● Record excerpts
↓

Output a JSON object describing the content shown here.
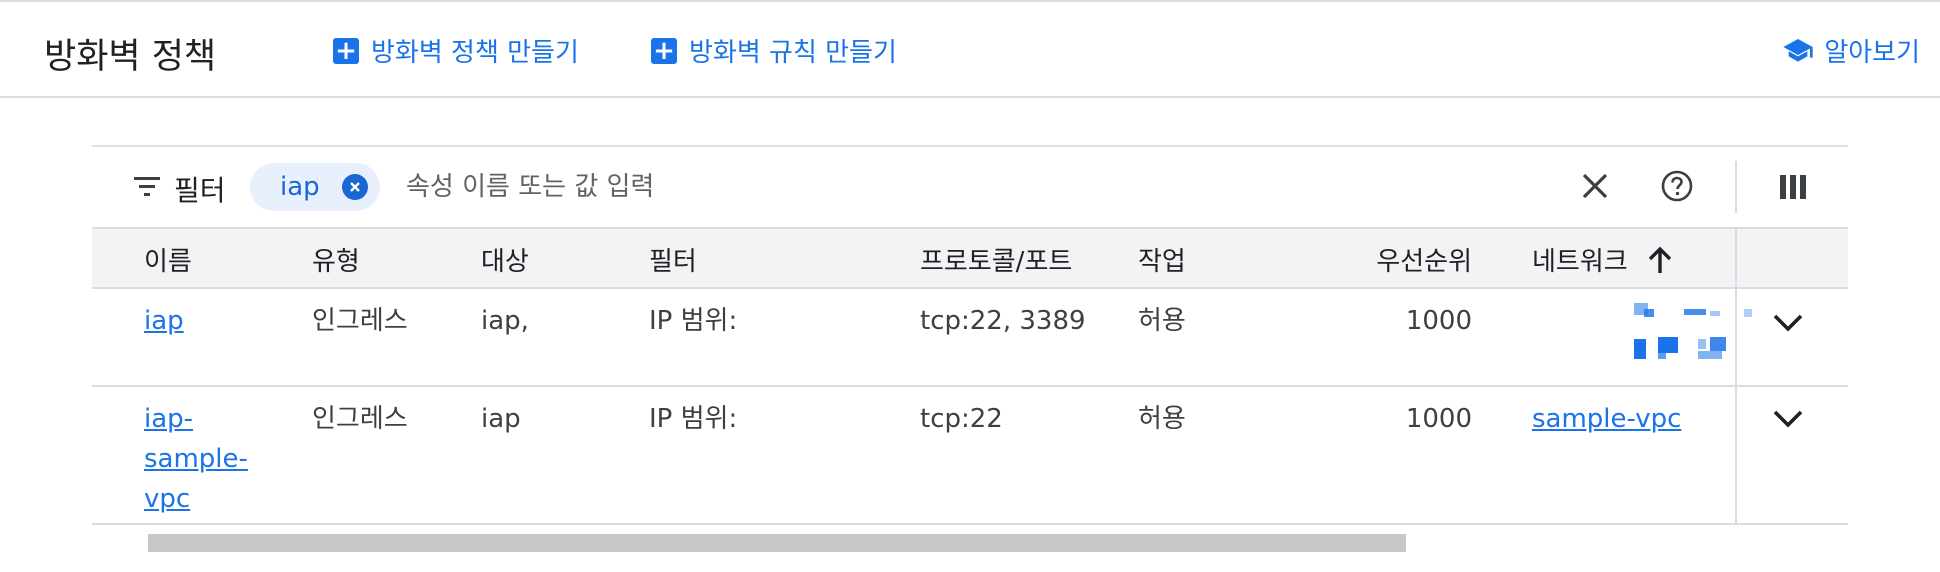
{
  "header": {
    "title": "방화벽 정책",
    "create_policy": "방화벽 정책 만들기",
    "create_rule": "방화벽 규칙 만들기",
    "learn": "알아보기"
  },
  "filter": {
    "label": "필터",
    "chip": "iap",
    "placeholder": "속성 이름 또는 값 입력"
  },
  "table": {
    "headers": {
      "name": "이름",
      "type": "유형",
      "target": "대상",
      "filter": "필터",
      "protocol": "프로토콜/포트",
      "action": "작업",
      "priority": "우선순위",
      "network": "네트워크"
    },
    "rows": [
      {
        "name": "iap",
        "type": "인그레스",
        "target": "iap,",
        "filter": "IP 범위:",
        "protocol": "tcp:22, 3389",
        "action": "허용",
        "priority": "1000",
        "network": ""
      },
      {
        "name_lines": [
          "iap-",
          "sample-",
          "vpc"
        ],
        "type": "인그레스",
        "target": "iap",
        "filter": "IP 범위:",
        "protocol": "tcp:22",
        "action": "허용",
        "priority": "1000",
        "network": "sample-vpc"
      }
    ]
  },
  "icons": {
    "add": "plus-box-icon",
    "learn": "school-cap-icon",
    "filter": "filter-lines-icon",
    "chip_remove": "cancel-circle-icon",
    "clear": "close-icon",
    "help": "help-circle-icon",
    "columns": "column-view-icon",
    "sort": "arrow-up-icon",
    "expand": "chevron-down-icon"
  },
  "colors": {
    "accent": "#1a73e8",
    "chip_bg": "#e8f0fe",
    "header_bg": "#f1f3f4",
    "border": "#dadce0"
  }
}
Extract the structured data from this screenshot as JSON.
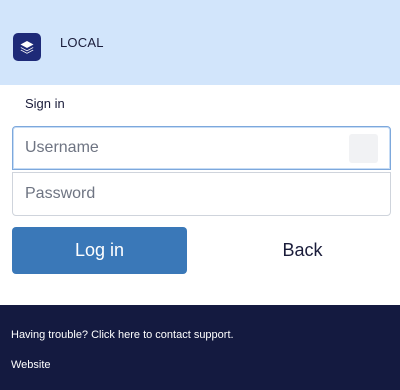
{
  "header": {
    "title": "LOCAL",
    "icon": "layers-icon",
    "background": "#d2e5fb",
    "icon_color": "#1e2a78"
  },
  "form": {
    "heading": "Sign in",
    "username_placeholder": "Username",
    "username_value": "",
    "password_placeholder": "Password",
    "password_value": "",
    "login_label": "Log in",
    "back_label": "Back",
    "accent": "#3a78b8"
  },
  "footer": {
    "support_text": "Having trouble? Click here to contact support.",
    "website_text": "Website",
    "background": "#141a40"
  }
}
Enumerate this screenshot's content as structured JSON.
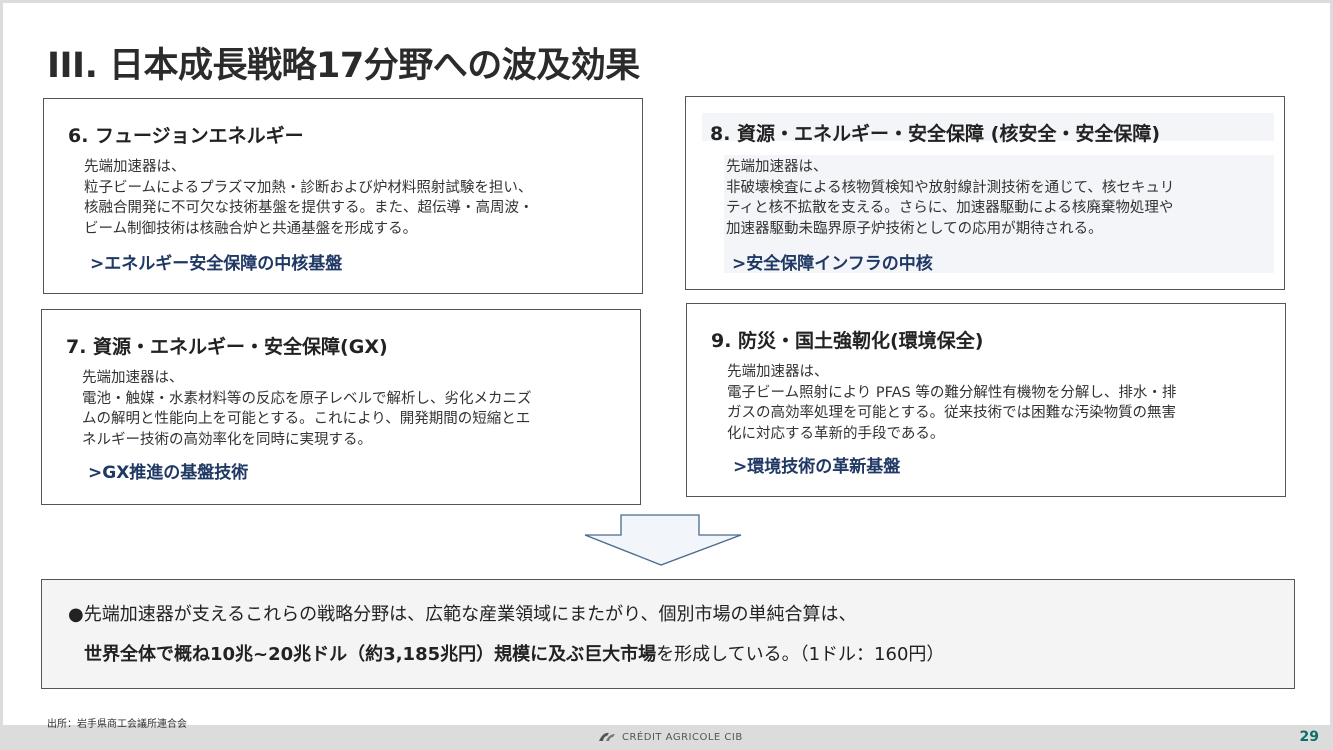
{
  "title": "III. 日本成長戦略17分野への波及効果",
  "boxes": [
    {
      "heading": "6. フュージョンエネルギー",
      "lines": [
        "先端加速器は、",
        "粒子ビームによるプラズマ加熱・診断および炉材料照射試験を担い、",
        "核融合開発に不可欠な技術基盤を提供する。また、超伝導・高周波・",
        "ビーム制御技術は核融合炉と共通基盤を形成する。"
      ],
      "tag": ">エネルギー安全保障の中核基盤"
    },
    {
      "heading": "7. 資源・エネルギー・安全保障(GX)",
      "lines": [
        "先端加速器は、",
        "電池・触媒・水素材料等の反応を原子レベルで解析し、劣化メカニズ",
        "ムの解明と性能向上を可能とする。これにより、開発期間の短縮とエ",
        "ネルギー技術の高効率化を同時に実現する。"
      ],
      "tag": ">GX推進の基盤技術"
    },
    {
      "heading": "8. 資源・エネルギー・安全保障 (核安全・安全保障)",
      "lines": [
        "先端加速器は、",
        "非破壊検査による核物質検知や放射線計測技術を通じて、核セキュリ",
        "ティと核不拡散を支える。さらに、加速器駆動による核廃棄物処理や",
        "加速器駆動未臨界原子炉技術としての応用が期待される。"
      ],
      "tag": ">安全保障インフラの中核"
    },
    {
      "heading": "9. 防災・国土強靭化(環境保全)",
      "lines": [
        "先端加速器は、",
        "電子ビーム照射により PFAS 等の難分解性有機物を分解し、排水・排",
        "ガスの高効率処理を可能とする。従来技術では困難な汚染物質の無害",
        "化に対応する革新的手段である。"
      ],
      "tag": ">環境技術の革新基盤"
    }
  ],
  "summary": {
    "line1": "●先端加速器が支えるこれらの戦略分野は、広範な産業領域にまたがり、個別市場の単純合算は、",
    "line2_bold": "世界全体で概ね10兆~20兆ドル（約3,185兆円）規模に及ぶ巨大市場",
    "line2_rest": "を形成している。（1ドル：160円）"
  },
  "source": "出所：岩手県商工会議所連合会",
  "footer": {
    "logo_text": "CRÉDIT AGRICOLE CIB",
    "page_number": "29"
  }
}
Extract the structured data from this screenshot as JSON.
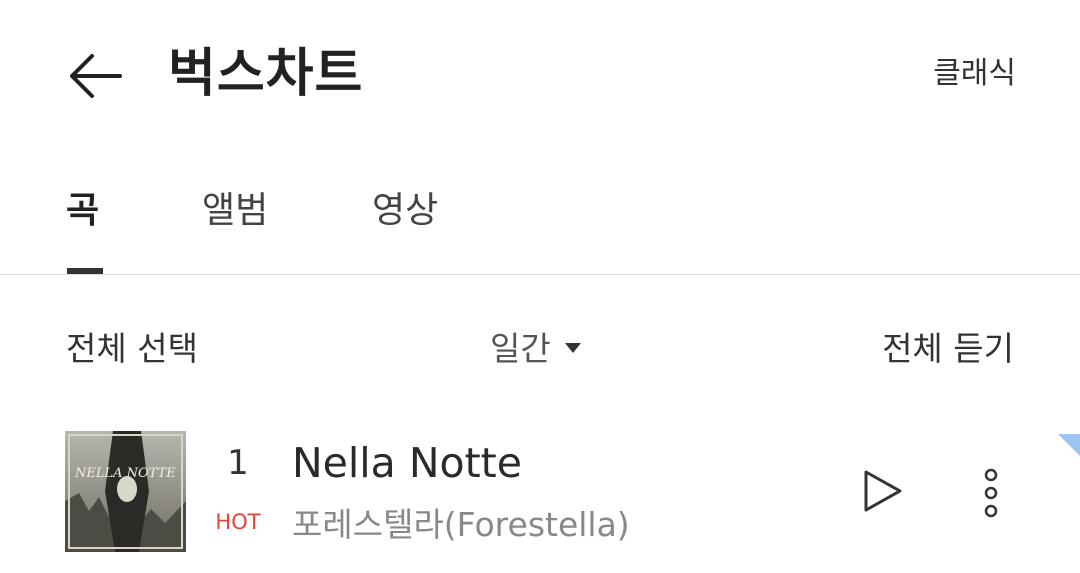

↑

Leave out the pictures and return every record word for word.

Output a JSON object describing the content shown here.
{
  "header": {
    "title": "방화벽 정책",
    "create_policy": "방화벽 정책 만들기",
    "create_rule": "방화벽 규칙 만들기",
    "learn": "알아보기"
  },
  "filter": {
    "label": "필터",
    "chip": "iap",
    "placeholder": "속성 이름 또는 값 입력"
  },
  "table": {
    "headers": {
      "name": "이름",
      "type": "유형",
      "target": "대상",
      "filter": "필터",
      "protocol": "프로토콜/포트",
      "action": "작업",
      "priority": "우선순위",
      "network": "네트워크"
    },
    "rows": [
      {
        "name": "iap",
        "type": "인그레스",
        "target": "iap,",
        "filter": "IP 범위:",
        "protocol": "tcp:22, 3389",
        "action": "허용",
        "priority": "1000",
        "network": ""
      },
      {
        "name_lines": [
          "iap-",
          "sample-",
          "vpc"
        ],
        "type": "인그레스",
        "target": "iap",
        "filter": "IP 범위:",
        "protocol": "tcp:22",
        "action": "허용",
        "priority": "1000",
        "network": "sample-vpc"
      }
    ]
  },
  "icons": {
    "add": "plus-box-icon",
    "learn": "school-cap-icon",
    "filter": "filter-lines-icon",
    "chip_remove": "cancel-circle-icon",
    "clear": "close-icon",
    "help": "help-circle-icon",
    "columns": "column-view-icon",
    "sort": "arrow-up-icon",
    "expand": "chevron-down-icon"
  },
  "colors": {
    "accent": "#1a73e8",
    "chip_bg": "#e8f0fe",
    "header_bg": "#f1f3f4",
    "border": "#dadce0"
  }
}
Extract the structured data from this screenshot as JSON.
{
  "header": {
    "title": "LOCAL",
    "icon": "layers-icon",
    "background": "#d2e5fb",
    "icon_color": "#1e2a78"
  },
  "form": {
    "heading": "Sign in",
    "username_placeholder": "Username",
    "username_value": "",
    "password_placeholder": "Password",
    "password_value": "",
    "login_label": "Log in",
    "back_label": "Back",
    "accent": "#3a78b8"
  },
  "footer": {
    "support_text": "Having trouble? Click here to contact support.",
    "website_text": "Website",
    "background": "#141a40"
  }
}
Enumerate this screenshot's content as structured JSON.
{
  "title": "III. 日本成長戦略17分野への波及効果",
  "boxes": [
    {
      "heading": "6. フュージョンエネルギー",
      "lines": [
        "先端加速器は、",
        "粒子ビームによるプラズマ加熱・診断および炉材料照射試験を担い、",
        "核融合開発に不可欠な技術基盤を提供する。また、超伝導・高周波・",
        "ビーム制御技術は核融合炉と共通基盤を形成する。"
      ],
      "tag": ">エネルギー安全保障の中核基盤"
    },
    {
      "heading": "7. 資源・エネルギー・安全保障(GX)",
      "lines": [
        "先端加速器は、",
        "電池・触媒・水素材料等の反応を原子レベルで解析し、劣化メカニズ",
        "ムの解明と性能向上を可能とする。これにより、開発期間の短縮とエ",
        "ネルギー技術の高効率化を同時に実現する。"
      ],
      "tag": ">GX推進の基盤技術"
    },
    {
      "heading": "8. 資源・エネルギー・安全保障 (核安全・安全保障)",
      "lines": [
        "先端加速器は、",
        "非破壊検査による核物質検知や放射線計測技術を通じて、核セキュリ",
        "ティと核不拡散を支える。さらに、加速器駆動による核廃棄物処理や",
        "加速器駆動未臨界原子炉技術としての応用が期待される。"
      ],
      "tag": ">安全保障インフラの中核"
    },
    {
      "heading": "9. 防災・国土強靭化(環境保全)",
      "lines": [
        "先端加速器は、",
        "電子ビーム照射により PFAS 等の難分解性有機物を分解し、排水・排",
        "ガスの高効率処理を可能とする。従来技術では困難な汚染物質の無害",
        "化に対応する革新的手段である。"
      ],
      "tag": ">環境技術の革新基盤"
    }
  ],
  "summary": {
    "line1": "●先端加速器が支えるこれらの戦略分野は、広範な産業領域にまたがり、個別市場の単純合算は、",
    "line2_bold": "世界全体で概ね10兆~20兆ドル（約3,185兆円）規模に及ぶ巨大市場",
    "line2_rest": "を形成している。（1ドル：160円）"
  },
  "source": "出所：岩手県商工会議所連合会",
  "footer": {
    "logo_text": "CRÉDIT AGRICOLE CIB",
    "page_number": "29"
  }
}
Extract the structured data from this screenshot as JSON.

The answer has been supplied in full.